[START OF Supplied records]

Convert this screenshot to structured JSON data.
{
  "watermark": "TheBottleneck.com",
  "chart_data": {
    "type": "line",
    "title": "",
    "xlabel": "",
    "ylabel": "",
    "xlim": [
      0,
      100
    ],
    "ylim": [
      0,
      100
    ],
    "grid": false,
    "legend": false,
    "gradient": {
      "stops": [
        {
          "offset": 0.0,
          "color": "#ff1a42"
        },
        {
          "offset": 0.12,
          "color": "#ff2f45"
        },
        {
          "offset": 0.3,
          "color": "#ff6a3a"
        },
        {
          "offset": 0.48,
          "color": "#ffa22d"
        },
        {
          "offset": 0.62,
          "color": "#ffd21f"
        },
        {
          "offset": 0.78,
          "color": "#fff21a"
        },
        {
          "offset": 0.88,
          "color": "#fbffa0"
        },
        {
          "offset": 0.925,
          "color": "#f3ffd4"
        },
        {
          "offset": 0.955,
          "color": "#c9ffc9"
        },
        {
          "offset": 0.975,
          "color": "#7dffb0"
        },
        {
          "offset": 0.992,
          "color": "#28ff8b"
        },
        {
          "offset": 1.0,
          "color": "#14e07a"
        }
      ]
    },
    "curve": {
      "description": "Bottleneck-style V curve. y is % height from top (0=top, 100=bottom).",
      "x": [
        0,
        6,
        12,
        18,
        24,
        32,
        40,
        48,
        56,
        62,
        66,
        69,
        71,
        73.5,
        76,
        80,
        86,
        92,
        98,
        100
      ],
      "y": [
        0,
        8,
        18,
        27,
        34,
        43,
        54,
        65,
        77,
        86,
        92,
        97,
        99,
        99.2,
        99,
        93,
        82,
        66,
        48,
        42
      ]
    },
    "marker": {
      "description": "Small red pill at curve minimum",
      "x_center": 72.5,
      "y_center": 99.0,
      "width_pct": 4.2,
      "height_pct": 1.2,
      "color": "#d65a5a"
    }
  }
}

[END OF Supplied records]

Brief
All of the lines above must be returned exactly.

Solution for this task
Convert this screenshot to structured JSON data.
{
  "watermark": "TheBottleneck.com",
  "chart_data": {
    "type": "line",
    "title": "",
    "xlabel": "",
    "ylabel": "",
    "xlim": [
      0,
      100
    ],
    "ylim": [
      0,
      100
    ],
    "grid": false,
    "legend": false,
    "gradient": {
      "stops": [
        {
          "offset": 0.0,
          "color": "#ff1a42"
        },
        {
          "offset": 0.12,
          "color": "#ff2f45"
        },
        {
          "offset": 0.3,
          "color": "#ff6a3a"
        },
        {
          "offset": 0.48,
          "color": "#ffa22d"
        },
        {
          "offset": 0.62,
          "color": "#ffd21f"
        },
        {
          "offset": 0.78,
          "color": "#fff21a"
        },
        {
          "offset": 0.88,
          "color": "#fbffa0"
        },
        {
          "offset": 0.925,
          "color": "#f3ffd4"
        },
        {
          "offset": 0.955,
          "color": "#c9ffc9"
        },
        {
          "offset": 0.975,
          "color": "#7dffb0"
        },
        {
          "offset": 0.992,
          "color": "#28ff8b"
        },
        {
          "offset": 1.0,
          "color": "#14e07a"
        }
      ]
    },
    "curve": {
      "description": "Bottleneck-style V curve. y is % height from top (0=top, 100=bottom).",
      "x": [
        0,
        6,
        12,
        18,
        24,
        32,
        40,
        48,
        56,
        62,
        66,
        69,
        71,
        73.5,
        76,
        80,
        86,
        92,
        98,
        100
      ],
      "y": [
        0,
        8,
        18,
        27,
        34,
        43,
        54,
        65,
        77,
        86,
        92,
        97,
        99,
        99.2,
        99,
        93,
        82,
        66,
        48,
        42
      ]
    },
    "marker": {
      "description": "Small red pill at curve minimum",
      "x_center": 72.5,
      "y_center": 99.0,
      "width_pct": 4.2,
      "height_pct": 1.2,
      "color": "#d65a5a"
    }
  }
}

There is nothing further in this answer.